((

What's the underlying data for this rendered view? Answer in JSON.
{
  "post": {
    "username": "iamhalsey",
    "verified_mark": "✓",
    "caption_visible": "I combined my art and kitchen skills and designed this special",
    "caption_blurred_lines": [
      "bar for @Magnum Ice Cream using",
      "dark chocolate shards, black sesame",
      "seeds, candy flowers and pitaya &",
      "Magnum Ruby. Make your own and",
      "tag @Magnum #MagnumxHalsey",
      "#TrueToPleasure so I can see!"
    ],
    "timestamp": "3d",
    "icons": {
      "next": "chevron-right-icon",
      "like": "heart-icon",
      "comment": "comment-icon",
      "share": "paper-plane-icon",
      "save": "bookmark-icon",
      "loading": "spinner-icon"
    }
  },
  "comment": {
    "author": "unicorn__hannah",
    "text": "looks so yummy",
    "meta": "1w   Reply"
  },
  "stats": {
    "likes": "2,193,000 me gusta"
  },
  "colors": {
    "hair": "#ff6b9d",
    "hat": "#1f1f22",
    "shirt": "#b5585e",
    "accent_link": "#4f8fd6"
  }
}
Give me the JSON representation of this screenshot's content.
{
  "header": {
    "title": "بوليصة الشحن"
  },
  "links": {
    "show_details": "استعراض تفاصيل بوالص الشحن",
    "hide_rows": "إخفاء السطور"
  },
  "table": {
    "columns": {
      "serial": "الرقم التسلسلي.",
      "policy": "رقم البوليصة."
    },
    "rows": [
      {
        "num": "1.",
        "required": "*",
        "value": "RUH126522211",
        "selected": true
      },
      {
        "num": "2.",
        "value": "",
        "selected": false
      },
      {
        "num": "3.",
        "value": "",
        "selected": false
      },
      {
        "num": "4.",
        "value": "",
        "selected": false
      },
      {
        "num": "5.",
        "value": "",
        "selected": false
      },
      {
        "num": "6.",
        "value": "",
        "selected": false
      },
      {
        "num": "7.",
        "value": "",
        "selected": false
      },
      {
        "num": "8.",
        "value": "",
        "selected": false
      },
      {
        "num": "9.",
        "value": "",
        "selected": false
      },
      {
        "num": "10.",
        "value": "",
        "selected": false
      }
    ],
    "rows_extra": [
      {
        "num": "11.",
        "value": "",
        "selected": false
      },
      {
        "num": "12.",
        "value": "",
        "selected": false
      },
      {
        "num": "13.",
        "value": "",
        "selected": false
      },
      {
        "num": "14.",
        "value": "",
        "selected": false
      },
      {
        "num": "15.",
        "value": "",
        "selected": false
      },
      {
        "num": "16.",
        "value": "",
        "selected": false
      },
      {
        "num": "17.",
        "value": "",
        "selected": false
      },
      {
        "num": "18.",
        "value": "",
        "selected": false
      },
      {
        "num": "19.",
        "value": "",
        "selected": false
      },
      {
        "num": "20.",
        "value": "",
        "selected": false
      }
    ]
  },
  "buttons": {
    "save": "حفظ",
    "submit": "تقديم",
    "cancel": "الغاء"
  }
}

))

CHALLENGE:
Repeat the entries exactly, all of them.

SOLUTION:
What's the underlying data for this rendered view? Answer in JSON.
{
  "post": {
    "username": "iamhalsey",
    "verified_mark": "✓",
    "caption_visible": "I combined my art and kitchen skills and designed this special",
    "caption_blurred_lines": [
      "bar for @Magnum Ice Cream using",
      "dark chocolate shards, black sesame",
      "seeds, candy flowers and pitaya &",
      "Magnum Ruby. Make your own and",
      "tag @Magnum #MagnumxHalsey",
      "#TrueToPleasure so I can see!"
    ],
    "timestamp": "3d",
    "icons": {
      "next": "chevron-right-icon",
      "like": "heart-icon",
      "comment": "comment-icon",
      "share": "paper-plane-icon",
      "save": "bookmark-icon",
      "loading": "spinner-icon"
    }
  },
  "comment": {
    "author": "unicorn__hannah",
    "text": "looks so yummy",
    "meta": "1w   Reply"
  },
  "stats": {
    "likes": "2,193,000 me gusta"
  },
  "colors": {
    "hair": "#ff6b9d",
    "hat": "#1f1f22",
    "shirt": "#b5585e",
    "accent_link": "#4f8fd6"
  }
}
Give me the JSON representation of this screenshot's content.
{
  "header": {
    "title": "بوليصة الشحن"
  },
  "links": {
    "show_details": "استعراض تفاصيل بوالص الشحن",
    "hide_rows": "إخفاء السطور"
  },
  "table": {
    "columns": {
      "serial": "الرقم التسلسلي.",
      "policy": "رقم البوليصة."
    },
    "rows": [
      {
        "num": "1.",
        "required": "*",
        "value": "RUH126522211",
        "selected": true
      },
      {
        "num": "2.",
        "value": "",
        "selected": false
      },
      {
        "num": "3.",
        "value": "",
        "selected": false
      },
      {
        "num": "4.",
        "value": "",
        "selected": false
      },
      {
        "num": "5.",
        "value": "",
        "selected": false
      },
      {
        "num": "6.",
        "value": "",
        "selected": false
      },
      {
        "num": "7.",
        "value": "",
        "selected": false
      },
      {
        "num": "8.",
        "value": "",
        "selected": false
      },
      {
        "num": "9.",
        "value": "",
        "selected": false
      },
      {
        "num": "10.",
        "value": "",
        "selected": false
      }
    ],
    "rows_extra": [
      {
        "num": "11.",
        "value": "",
        "selected": false
      },
      {
        "num": "12.",
        "value": "",
        "selected": false
      },
      {
        "num": "13.",
        "value": "",
        "selected": false
      },
      {
        "num": "14.",
        "value": "",
        "selected": false
      },
      {
        "num": "15.",
        "value": "",
        "selected": false
      },
      {
        "num": "16.",
        "value": "",
        "selected": false
      },
      {
        "num": "17.",
        "value": "",
        "selected": false
      },
      {
        "num": "18.",
        "value": "",
        "selected": false
      },
      {
        "num": "19.",
        "value": "",
        "selected": false
      },
      {
        "num": "20.",
        "value": "",
        "selected": false
      }
    ]
  },
  "buttons": {
    "save": "حفظ",
    "submit": "تقديم",
    "cancel": "الغاء"
  }
}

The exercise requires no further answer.